__The exercise__: Gather each line of the records where "this" appears.

__Exercise data__:
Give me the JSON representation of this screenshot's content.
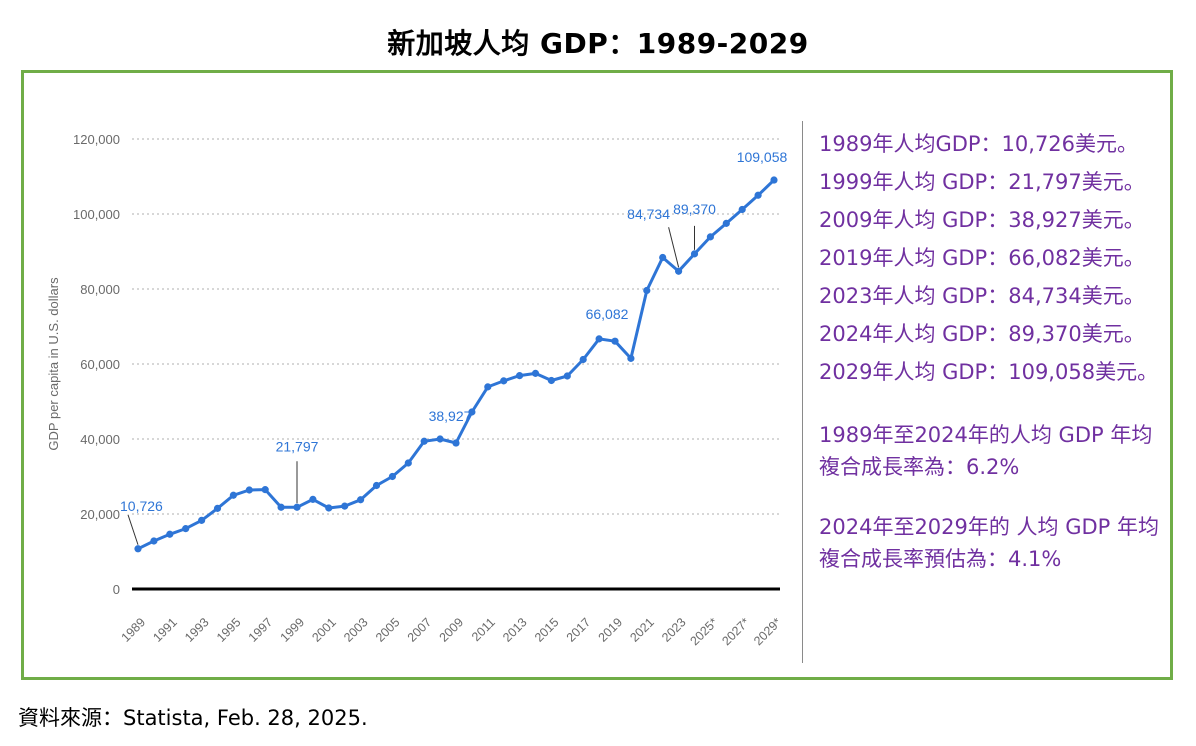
{
  "title": "新加坡人均 GDP：1989-2029",
  "source": "資料來源：Statista, Feb. 28, 2025.",
  "colors": {
    "frame": "#70ad47",
    "line": "#2e75d6",
    "annotation": "#2e75d6",
    "panel_text": "#7030a0",
    "axis_text": "#6a6a6a",
    "grid": "#bfbfbf"
  },
  "stats": [
    "1989年人均GDP：10,726美元。",
    "1999年人均 GDP：21,797美元。",
    "2009年人均 GDP：38,927美元。",
    "2019年人均 GDP：66,082美元。",
    "2023年人均 GDP：84,734美元。",
    "2024年人均 GDP：89,370美元。",
    "2029年人均 GDP：109,058美元。"
  ],
  "notes": [
    "1989年至2024年的人均 GDP 年均複合成長率為：6.2%",
    "2024年至2029年的 人均 GDP 年均複合成長率預估為：4.1%"
  ],
  "chart_data": {
    "type": "line",
    "ylabel": "GDP per capita in U.S. dollars",
    "xlabel": "",
    "ylim": [
      0,
      120000
    ],
    "yticks": [
      0,
      20000,
      40000,
      60000,
      80000,
      100000,
      120000
    ],
    "ytick_labels": [
      "0",
      "20,000",
      "40,000",
      "60,000",
      "80,000",
      "100,000",
      "120,000"
    ],
    "grid": true,
    "x": [
      "1989",
      "1990",
      "1991",
      "1992",
      "1993",
      "1994",
      "1995",
      "1996",
      "1997",
      "1998",
      "1999",
      "2000",
      "2001",
      "2002",
      "2003",
      "2004",
      "2005",
      "2006",
      "2007",
      "2008",
      "2009",
      "2010",
      "2011",
      "2012",
      "2013",
      "2014",
      "2015",
      "2016",
      "2017",
      "2018",
      "2019",
      "2020",
      "2021",
      "2022",
      "2023",
      "2024",
      "2025*",
      "2026*",
      "2027*",
      "2028*",
      "2029*"
    ],
    "xtick_labels": [
      "1989",
      "1991",
      "1993",
      "1995",
      "1997",
      "1999",
      "2001",
      "2003",
      "2005",
      "2007",
      "2009",
      "2011",
      "2013",
      "2015",
      "2017",
      "2019",
      "2021",
      "2023",
      "2025*",
      "2027*",
      "2029*"
    ],
    "series": [
      {
        "values": [
          10726,
          12800,
          14600,
          16100,
          18300,
          21500,
          25000,
          26400,
          26500,
          21800,
          21797,
          23900,
          21600,
          22100,
          23800,
          27600,
          30000,
          33600,
          39400,
          40000,
          38927,
          47200,
          53900,
          55500,
          56900,
          57500,
          55600,
          56800,
          61200,
          66700,
          66082,
          61500,
          79600,
          88400,
          84734,
          89370,
          93900,
          97500,
          101200,
          105000,
          109058
        ]
      }
    ],
    "annotations": [
      {
        "x": "1989",
        "label": "10,726"
      },
      {
        "x": "1999",
        "label": "21,797"
      },
      {
        "x": "2009",
        "label": "38,927"
      },
      {
        "x": "2019",
        "label": "66,082"
      },
      {
        "x": "2023",
        "label": "84,734"
      },
      {
        "x": "2024",
        "label": "89,370"
      },
      {
        "x": "2029*",
        "label": "109,058"
      }
    ]
  }
}
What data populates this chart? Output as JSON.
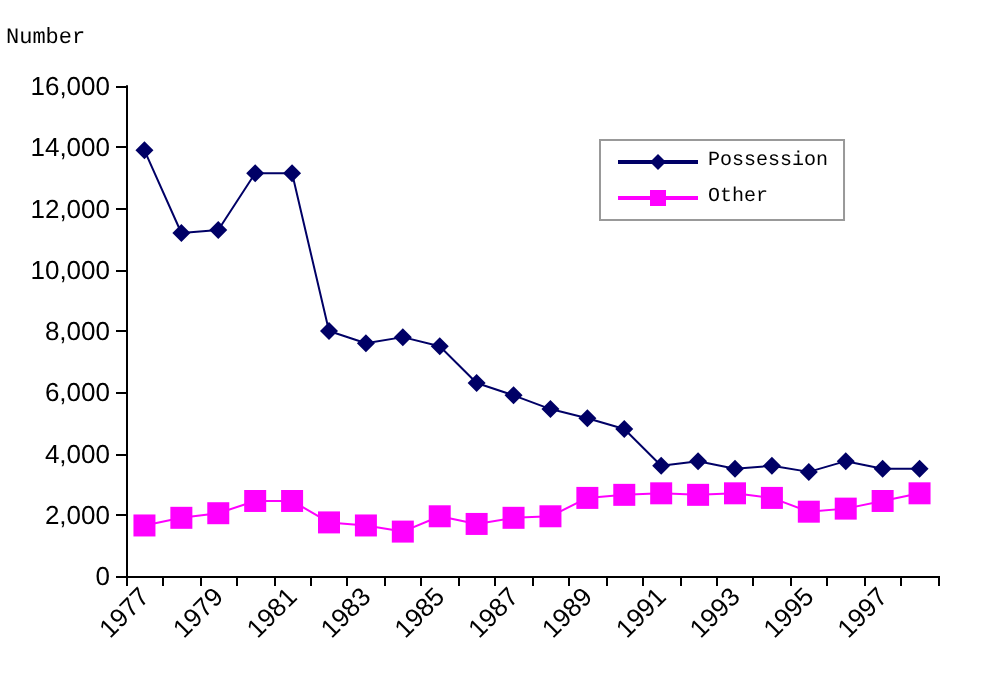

__Answer__:
Give me the JSON representation of this screenshot's content.
What data populates this chart? Output as JSON.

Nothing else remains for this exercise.